* LISTED RECORDS *
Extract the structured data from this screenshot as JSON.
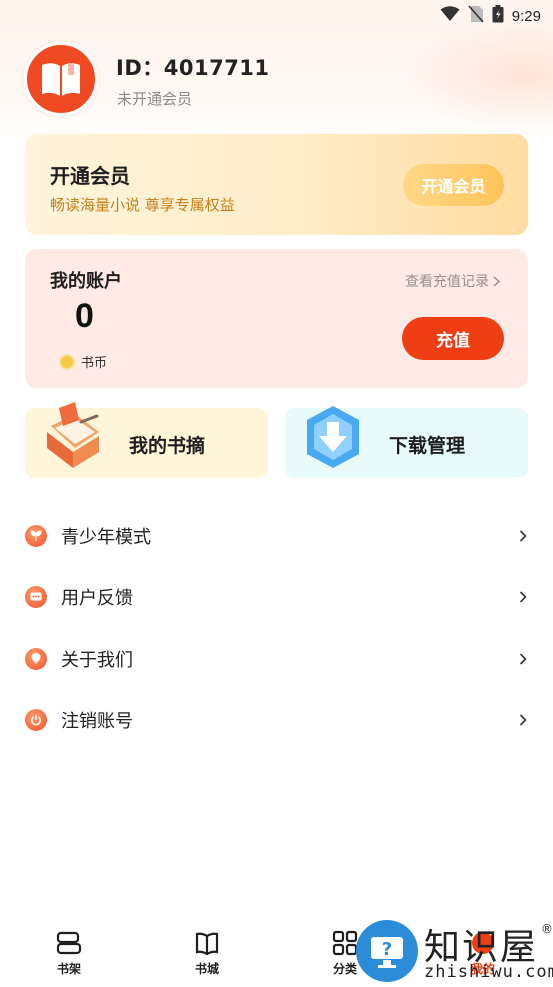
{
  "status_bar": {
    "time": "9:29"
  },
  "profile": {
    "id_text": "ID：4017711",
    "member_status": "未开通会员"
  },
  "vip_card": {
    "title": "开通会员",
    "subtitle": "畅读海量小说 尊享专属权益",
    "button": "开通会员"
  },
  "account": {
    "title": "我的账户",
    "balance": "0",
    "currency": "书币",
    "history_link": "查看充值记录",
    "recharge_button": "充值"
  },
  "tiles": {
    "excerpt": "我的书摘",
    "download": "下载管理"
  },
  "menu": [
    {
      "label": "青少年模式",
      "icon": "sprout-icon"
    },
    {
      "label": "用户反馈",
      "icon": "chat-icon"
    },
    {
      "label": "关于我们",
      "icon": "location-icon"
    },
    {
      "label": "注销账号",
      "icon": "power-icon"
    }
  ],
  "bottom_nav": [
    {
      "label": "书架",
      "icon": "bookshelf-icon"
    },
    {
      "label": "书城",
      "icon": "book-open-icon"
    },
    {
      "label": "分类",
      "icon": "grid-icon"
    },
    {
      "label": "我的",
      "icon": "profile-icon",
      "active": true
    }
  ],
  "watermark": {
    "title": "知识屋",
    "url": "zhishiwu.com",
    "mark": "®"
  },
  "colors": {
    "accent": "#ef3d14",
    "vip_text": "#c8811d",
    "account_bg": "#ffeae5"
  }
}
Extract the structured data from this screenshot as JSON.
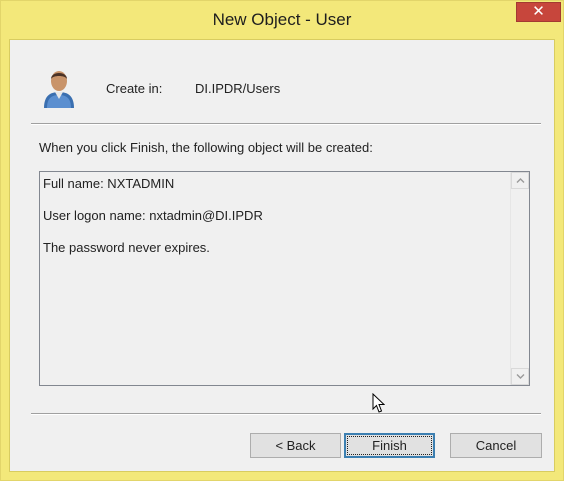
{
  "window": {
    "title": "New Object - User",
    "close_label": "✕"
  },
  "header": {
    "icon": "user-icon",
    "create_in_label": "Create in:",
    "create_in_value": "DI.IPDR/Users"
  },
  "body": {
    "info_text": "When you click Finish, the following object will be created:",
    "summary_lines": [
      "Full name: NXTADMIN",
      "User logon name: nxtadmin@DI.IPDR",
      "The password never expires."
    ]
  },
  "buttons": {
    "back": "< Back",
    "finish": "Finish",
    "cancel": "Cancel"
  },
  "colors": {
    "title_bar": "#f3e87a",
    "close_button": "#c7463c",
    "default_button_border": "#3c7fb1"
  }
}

* WHAT IS NEEDED *
Report the number of lines in the entries above that include the word "Finish" and add nothing to it.

* SOLUTION TO THIS EXERCISE *
2